**REQUIREMENTS**
Copy the following lines word for word, omitting the pictures.

**EXTRACTED RECORDS**
══════════════════════════════

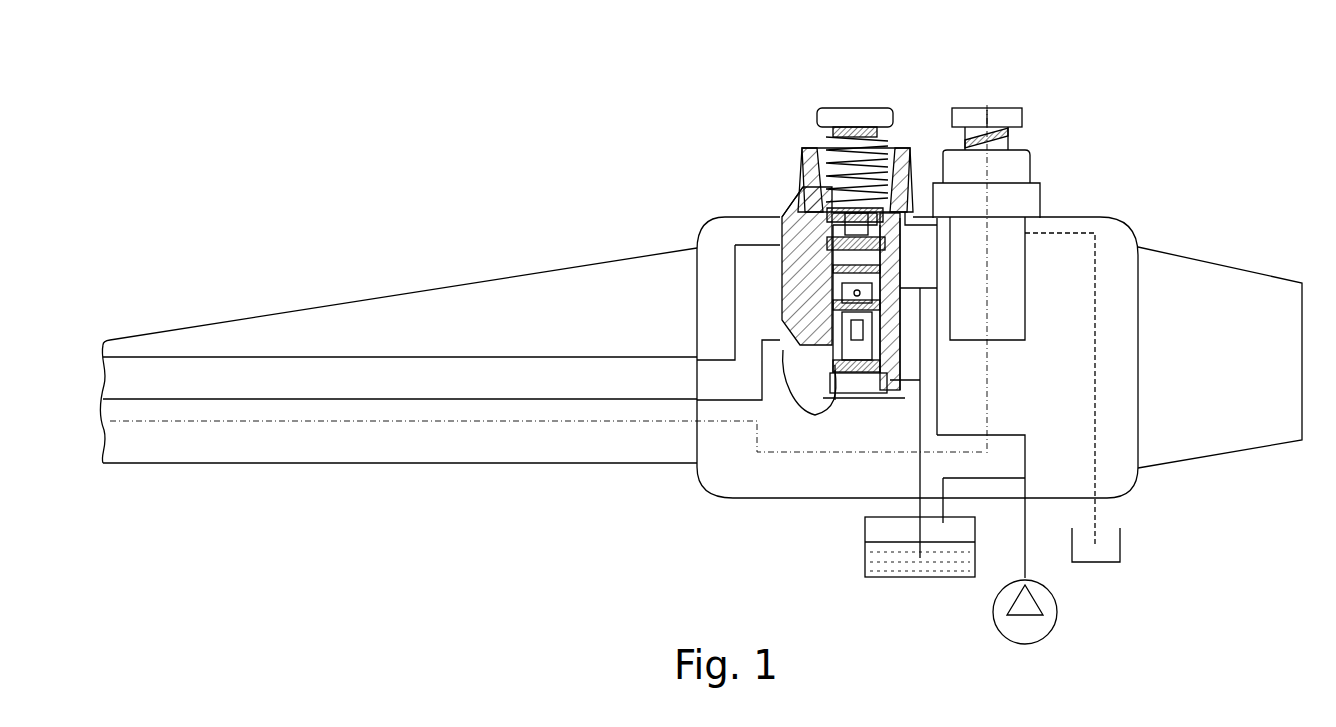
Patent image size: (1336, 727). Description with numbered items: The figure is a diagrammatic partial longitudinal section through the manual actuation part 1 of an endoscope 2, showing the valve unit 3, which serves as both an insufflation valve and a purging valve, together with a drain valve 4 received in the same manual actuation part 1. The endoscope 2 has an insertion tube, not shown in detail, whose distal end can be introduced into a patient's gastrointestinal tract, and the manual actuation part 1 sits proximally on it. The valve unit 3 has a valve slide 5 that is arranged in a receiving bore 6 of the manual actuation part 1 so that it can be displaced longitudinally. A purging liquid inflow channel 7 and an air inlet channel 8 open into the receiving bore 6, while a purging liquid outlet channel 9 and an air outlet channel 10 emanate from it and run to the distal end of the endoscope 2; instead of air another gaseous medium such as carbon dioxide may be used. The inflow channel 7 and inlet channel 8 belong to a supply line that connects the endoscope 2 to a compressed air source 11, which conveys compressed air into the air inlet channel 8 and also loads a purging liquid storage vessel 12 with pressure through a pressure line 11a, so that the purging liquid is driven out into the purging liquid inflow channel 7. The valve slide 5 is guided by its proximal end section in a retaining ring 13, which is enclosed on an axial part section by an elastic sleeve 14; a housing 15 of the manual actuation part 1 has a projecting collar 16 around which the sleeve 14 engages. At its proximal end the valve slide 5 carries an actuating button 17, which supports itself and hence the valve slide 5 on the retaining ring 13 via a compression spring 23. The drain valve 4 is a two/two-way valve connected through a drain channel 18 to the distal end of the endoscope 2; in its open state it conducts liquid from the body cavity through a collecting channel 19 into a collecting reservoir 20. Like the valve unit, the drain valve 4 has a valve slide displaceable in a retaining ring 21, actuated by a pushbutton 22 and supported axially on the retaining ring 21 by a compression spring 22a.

The manual actuation part 1 is at (1104, 213).
The endoscope 2 is at (652, 468).
The valve unit 3 is at (790, 188).
The drain valve 4 is at (1042, 172).
The valve slide 5 is at (793, 193).
The receiving bore 6 is at (790, 216).
The purging liquid inflow channel 7 is at (885, 392).
The air inlet channel 8 is at (902, 287).
The purging liquid outlet channel 9 is at (822, 372).
The air outlet channel 10 is at (780, 248).
The compressed air source 11 is at (1047, 628).
The pressure line 11a is at (1000, 477).
The purging liquid storage vessel 12 is at (902, 583).
The retaining ring 13 is at (823, 153).
The elastic sleeve 14 is at (934, 165).
The housing 15 is at (836, 398).
The projecting collar 16 is at (908, 187).
The actuating button 17 is at (852, 112).
The drain channel 18 is at (997, 388).
The collecting channel 19 is at (1098, 355).
The collecting reservoir 20 is at (1120, 545).
The retaining ring 21 is at (1023, 170).
The pushbutton 22 is at (1022, 118).
The compression spring 22a is at (997, 112).
The compression spring 23 is at (848, 113).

══════════════════════════════

**RESPONSE TO THIS TASK**
Patent image size: (1336, 727). Description with numbered items: The figure is a diagrammatic partial longitudinal section through the manual actuation part 1 of an endoscope 2, showing the valve unit 3, which serves as both an insufflation valve and a purging valve, together with a drain valve 4 received in the same manual actuation part 1. The endoscope 2 has an insertion tube, not shown in detail, whose distal end can be introduced into a patient's gastrointestinal tract, and the manual actuation part 1 sits proximally on it. The valve unit 3 has a valve slide 5 that is arranged in a receiving bore 6 of the manual actuation part 1 so that it can be displaced longitudinally. A purging liquid inflow channel 7 and an air inlet channel 8 open into the receiving bore 6, while a purging liquid outlet channel 9 and an air outlet channel 10 emanate from it and run to the distal end of the endoscope 2; instead of air another gaseous medium such as carbon dioxide may be used. The inflow channel 7 and inlet channel 8 belong to a supply line that connects the endoscope 2 to a compressed air source 11, which conveys compressed air into the air inlet channel 8 and also loads a purging liquid storage vessel 12 with pressure through a pressure line 11a, so that the purging liquid is driven out into the purging liquid inflow channel 7. The valve slide 5 is guided by its proximal end section in a retaining ring 13, which is enclosed on an axial part section by an elastic sleeve 14; a housing 15 of the manual actuation part 1 has a projecting collar 16 around which the sleeve 14 engages. At its proximal end the valve slide 5 carries an actuating button 17, which supports itself and hence the valve slide 5 on the retaining ring 13 via a compression spring 23. The drain valve 4 is a two/two-way valve connected through a drain channel 18 to the distal end of the endoscope 2; in its open state it conducts liquid from the body cavity through a collecting channel 19 into a collecting reservoir 20. Like the valve unit, the drain valve 4 has a valve slide displaceable in a retaining ring 21, actuated by a pushbutton 22 and supported axially on the retaining ring 21 by a compression spring 22a.

The manual actuation part 1 is at (1104, 213).
The endoscope 2 is at (652, 468).
The valve unit 3 is at (790, 188).
The drain valve 4 is at (1042, 172).
The valve slide 5 is at (793, 193).
The receiving bore 6 is at (790, 216).
The purging liquid inflow channel 7 is at (885, 392).
The air inlet channel 8 is at (902, 287).
The purging liquid outlet channel 9 is at (822, 372).
The air outlet channel 10 is at (780, 248).
The compressed air source 11 is at (1047, 628).
The pressure line 11a is at (1000, 477).
The purging liquid storage vessel 12 is at (902, 583).
The retaining ring 13 is at (823, 153).
The elastic sleeve 14 is at (934, 165).
The housing 15 is at (836, 398).
The projecting collar 16 is at (908, 187).
The actuating button 17 is at (852, 112).
The drain channel 18 is at (997, 388).
The collecting channel 19 is at (1098, 355).
The collecting reservoir 20 is at (1120, 545).
The retaining ring 21 is at (1023, 170).
The pushbutton 22 is at (1022, 118).
The compression spring 22a is at (997, 112).
The compression spring 23 is at (848, 113).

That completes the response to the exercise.